● **PROBLEM DESCRIPTION**
Output all lines exactly.

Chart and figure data
= = = = =
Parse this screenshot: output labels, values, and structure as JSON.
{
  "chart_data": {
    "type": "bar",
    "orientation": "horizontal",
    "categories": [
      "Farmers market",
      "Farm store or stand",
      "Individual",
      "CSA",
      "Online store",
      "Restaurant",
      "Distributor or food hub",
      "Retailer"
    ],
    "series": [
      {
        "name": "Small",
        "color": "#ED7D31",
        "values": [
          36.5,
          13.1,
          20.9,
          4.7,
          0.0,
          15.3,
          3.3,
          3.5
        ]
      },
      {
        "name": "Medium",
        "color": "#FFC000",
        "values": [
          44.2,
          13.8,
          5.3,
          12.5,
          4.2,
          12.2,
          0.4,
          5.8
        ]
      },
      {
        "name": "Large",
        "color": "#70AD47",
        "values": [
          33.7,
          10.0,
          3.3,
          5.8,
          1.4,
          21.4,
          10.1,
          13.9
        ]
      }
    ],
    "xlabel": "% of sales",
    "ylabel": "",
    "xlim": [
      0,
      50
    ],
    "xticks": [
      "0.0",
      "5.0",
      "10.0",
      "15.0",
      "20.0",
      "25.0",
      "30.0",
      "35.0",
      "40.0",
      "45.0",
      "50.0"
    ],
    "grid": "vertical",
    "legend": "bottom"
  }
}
= = = = =
● **OUTPUT FOR THIS TASK**
Parse this screenshot: output labels, values, and structure as JSON.
{
  "chart_data": {
    "type": "bar",
    "orientation": "horizontal",
    "categories": [
      "Farmers market",
      "Farm store or stand",
      "Individual",
      "CSA",
      "Online store",
      "Restaurant",
      "Distributor or food hub",
      "Retailer"
    ],
    "series": [
      {
        "name": "Small",
        "color": "#ED7D31",
        "values": [
          36.5,
          13.1,
          20.9,
          4.7,
          0.0,
          15.3,
          3.3,
          3.5
        ]
      },
      {
        "name": "Medium",
        "color": "#FFC000",
        "values": [
          44.2,
          13.8,
          5.3,
          12.5,
          4.2,
          12.2,
          0.4,
          5.8
        ]
      },
      {
        "name": "Large",
        "color": "#70AD47",
        "values": [
          33.7,
          10.0,
          3.3,
          5.8,
          1.4,
          21.4,
          10.1,
          13.9
        ]
      }
    ],
    "xlabel": "% of sales",
    "ylabel": "",
    "xlim": [
      0,
      50
    ],
    "xticks": [
      "0.0",
      "5.0",
      "10.0",
      "15.0",
      "20.0",
      "25.0",
      "30.0",
      "35.0",
      "40.0",
      "45.0",
      "50.0"
    ],
    "grid": "vertical",
    "legend": "bottom"
  }
}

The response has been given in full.